» What this task involves
Check the listing below for lines that hold "using". How many are there? Please give only the number.

--- Start Working data ---

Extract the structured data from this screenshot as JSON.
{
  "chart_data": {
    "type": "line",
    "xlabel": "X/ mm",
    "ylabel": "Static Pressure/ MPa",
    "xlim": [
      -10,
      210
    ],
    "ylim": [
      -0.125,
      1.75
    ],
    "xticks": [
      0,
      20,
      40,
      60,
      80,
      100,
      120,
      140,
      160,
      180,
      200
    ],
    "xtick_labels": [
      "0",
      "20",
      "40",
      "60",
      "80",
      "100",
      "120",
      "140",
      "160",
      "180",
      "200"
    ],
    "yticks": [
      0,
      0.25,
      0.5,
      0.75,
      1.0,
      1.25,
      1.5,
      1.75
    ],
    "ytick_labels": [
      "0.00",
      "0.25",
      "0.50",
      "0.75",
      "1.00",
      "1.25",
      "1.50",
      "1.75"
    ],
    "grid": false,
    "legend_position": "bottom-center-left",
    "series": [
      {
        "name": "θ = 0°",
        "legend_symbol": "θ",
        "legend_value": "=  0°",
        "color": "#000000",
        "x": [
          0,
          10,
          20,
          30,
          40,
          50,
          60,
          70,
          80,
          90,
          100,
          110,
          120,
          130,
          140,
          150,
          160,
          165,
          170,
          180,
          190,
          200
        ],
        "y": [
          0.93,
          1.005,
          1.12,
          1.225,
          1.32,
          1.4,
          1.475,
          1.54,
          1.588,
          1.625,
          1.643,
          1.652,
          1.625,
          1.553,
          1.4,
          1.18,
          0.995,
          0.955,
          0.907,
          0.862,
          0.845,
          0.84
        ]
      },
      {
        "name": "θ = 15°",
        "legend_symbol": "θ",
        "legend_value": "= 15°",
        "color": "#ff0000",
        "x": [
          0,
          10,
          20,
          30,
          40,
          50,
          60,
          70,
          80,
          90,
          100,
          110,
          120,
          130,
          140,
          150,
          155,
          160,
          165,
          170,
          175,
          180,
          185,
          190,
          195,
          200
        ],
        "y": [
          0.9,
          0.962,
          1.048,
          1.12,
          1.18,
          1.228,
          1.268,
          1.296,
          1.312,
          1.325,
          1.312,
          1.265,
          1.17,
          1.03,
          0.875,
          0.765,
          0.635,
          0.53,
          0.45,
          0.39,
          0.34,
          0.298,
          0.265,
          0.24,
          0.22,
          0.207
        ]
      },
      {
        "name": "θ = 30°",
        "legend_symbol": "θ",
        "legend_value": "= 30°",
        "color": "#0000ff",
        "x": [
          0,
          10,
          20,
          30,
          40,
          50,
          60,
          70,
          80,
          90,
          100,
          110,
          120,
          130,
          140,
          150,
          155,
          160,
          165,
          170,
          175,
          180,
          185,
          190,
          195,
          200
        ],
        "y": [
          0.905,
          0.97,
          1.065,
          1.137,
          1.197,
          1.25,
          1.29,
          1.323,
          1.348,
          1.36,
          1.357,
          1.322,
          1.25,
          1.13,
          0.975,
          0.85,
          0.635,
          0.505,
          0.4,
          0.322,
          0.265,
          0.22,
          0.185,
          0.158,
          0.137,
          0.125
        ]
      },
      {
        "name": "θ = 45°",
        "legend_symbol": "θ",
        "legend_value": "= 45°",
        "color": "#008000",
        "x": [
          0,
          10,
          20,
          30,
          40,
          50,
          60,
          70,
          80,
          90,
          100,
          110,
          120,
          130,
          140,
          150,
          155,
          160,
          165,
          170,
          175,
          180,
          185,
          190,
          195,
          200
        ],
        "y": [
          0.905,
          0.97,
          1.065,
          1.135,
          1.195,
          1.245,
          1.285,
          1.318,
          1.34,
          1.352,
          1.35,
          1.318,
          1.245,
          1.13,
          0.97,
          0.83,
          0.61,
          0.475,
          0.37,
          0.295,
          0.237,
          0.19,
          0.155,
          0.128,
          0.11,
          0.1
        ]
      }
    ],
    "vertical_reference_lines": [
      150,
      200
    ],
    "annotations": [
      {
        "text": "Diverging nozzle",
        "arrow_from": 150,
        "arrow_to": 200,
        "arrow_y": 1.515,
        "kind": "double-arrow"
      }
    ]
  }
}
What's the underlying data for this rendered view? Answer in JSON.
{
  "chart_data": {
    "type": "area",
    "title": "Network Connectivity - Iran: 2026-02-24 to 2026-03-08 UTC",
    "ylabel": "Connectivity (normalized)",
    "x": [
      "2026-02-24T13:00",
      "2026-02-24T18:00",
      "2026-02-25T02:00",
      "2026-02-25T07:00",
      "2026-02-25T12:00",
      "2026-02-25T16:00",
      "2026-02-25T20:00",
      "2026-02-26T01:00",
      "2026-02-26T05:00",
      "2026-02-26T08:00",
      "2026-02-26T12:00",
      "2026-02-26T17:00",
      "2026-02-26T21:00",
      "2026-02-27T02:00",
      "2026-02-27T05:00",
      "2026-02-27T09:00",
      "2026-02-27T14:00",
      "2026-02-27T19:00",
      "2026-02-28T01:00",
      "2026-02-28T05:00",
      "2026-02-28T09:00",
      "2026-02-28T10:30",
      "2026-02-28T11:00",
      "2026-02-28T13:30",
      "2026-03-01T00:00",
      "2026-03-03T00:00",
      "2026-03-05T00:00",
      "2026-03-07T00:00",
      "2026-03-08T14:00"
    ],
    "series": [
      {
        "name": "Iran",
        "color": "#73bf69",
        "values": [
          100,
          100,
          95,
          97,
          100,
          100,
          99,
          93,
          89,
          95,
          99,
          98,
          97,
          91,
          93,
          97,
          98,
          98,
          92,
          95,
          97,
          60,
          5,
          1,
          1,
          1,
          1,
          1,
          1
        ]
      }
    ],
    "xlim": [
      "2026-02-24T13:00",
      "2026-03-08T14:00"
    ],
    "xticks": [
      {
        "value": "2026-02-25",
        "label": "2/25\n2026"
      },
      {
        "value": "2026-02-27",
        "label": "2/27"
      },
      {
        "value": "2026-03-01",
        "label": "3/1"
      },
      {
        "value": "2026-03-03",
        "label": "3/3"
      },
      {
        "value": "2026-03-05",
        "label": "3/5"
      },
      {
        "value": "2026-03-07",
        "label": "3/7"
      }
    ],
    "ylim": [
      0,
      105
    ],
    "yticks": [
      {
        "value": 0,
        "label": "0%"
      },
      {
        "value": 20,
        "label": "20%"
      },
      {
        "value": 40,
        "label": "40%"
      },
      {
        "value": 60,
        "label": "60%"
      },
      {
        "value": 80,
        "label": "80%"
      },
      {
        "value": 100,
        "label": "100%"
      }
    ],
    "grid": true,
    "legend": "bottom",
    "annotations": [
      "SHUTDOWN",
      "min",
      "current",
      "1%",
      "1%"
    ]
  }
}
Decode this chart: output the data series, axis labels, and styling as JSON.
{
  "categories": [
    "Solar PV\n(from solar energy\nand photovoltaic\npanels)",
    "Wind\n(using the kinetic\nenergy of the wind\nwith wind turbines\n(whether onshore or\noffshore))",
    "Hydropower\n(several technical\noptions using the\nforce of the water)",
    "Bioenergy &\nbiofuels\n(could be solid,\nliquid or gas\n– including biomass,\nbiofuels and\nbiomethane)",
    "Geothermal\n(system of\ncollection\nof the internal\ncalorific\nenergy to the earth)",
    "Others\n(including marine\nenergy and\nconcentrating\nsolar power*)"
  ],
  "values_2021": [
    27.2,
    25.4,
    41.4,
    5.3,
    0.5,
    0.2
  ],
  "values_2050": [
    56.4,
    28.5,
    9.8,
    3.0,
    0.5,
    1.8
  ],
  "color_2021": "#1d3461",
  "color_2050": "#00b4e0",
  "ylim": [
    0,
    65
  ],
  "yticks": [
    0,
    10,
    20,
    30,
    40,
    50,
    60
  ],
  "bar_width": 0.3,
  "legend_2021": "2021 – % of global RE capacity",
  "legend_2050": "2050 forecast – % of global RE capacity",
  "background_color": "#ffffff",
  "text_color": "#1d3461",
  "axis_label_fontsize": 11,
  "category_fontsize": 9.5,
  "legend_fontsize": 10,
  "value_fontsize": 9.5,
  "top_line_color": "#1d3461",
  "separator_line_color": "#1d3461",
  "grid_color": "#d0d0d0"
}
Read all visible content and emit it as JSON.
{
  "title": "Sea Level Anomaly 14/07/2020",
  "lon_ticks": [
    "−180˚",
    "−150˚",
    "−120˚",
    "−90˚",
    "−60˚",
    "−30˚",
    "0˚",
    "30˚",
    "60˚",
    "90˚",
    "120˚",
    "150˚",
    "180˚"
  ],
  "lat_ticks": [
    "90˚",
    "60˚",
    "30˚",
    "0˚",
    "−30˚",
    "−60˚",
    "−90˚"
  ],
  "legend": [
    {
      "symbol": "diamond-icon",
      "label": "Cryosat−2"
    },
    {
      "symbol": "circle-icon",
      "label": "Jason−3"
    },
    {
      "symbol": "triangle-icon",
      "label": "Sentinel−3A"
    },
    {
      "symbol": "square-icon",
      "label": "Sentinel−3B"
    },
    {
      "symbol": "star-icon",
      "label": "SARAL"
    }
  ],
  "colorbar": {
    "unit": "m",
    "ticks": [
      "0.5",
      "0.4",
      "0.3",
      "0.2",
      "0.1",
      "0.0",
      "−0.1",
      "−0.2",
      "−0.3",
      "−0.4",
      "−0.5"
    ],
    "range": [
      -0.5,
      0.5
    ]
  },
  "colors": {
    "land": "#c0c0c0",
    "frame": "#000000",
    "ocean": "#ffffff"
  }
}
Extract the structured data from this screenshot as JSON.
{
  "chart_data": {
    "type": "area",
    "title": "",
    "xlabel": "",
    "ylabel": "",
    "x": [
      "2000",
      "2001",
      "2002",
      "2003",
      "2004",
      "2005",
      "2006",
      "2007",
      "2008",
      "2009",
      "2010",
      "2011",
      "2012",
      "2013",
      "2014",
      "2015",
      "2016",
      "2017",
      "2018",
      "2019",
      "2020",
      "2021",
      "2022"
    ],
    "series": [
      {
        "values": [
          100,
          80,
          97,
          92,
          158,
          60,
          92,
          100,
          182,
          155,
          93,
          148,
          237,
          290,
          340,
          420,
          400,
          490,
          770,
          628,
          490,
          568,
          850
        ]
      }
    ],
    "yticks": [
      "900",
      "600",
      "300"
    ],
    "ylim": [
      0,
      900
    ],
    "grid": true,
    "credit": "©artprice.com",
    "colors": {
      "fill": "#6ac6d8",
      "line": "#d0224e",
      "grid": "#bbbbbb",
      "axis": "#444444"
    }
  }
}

--- End Working data ---

» Exercise solution
2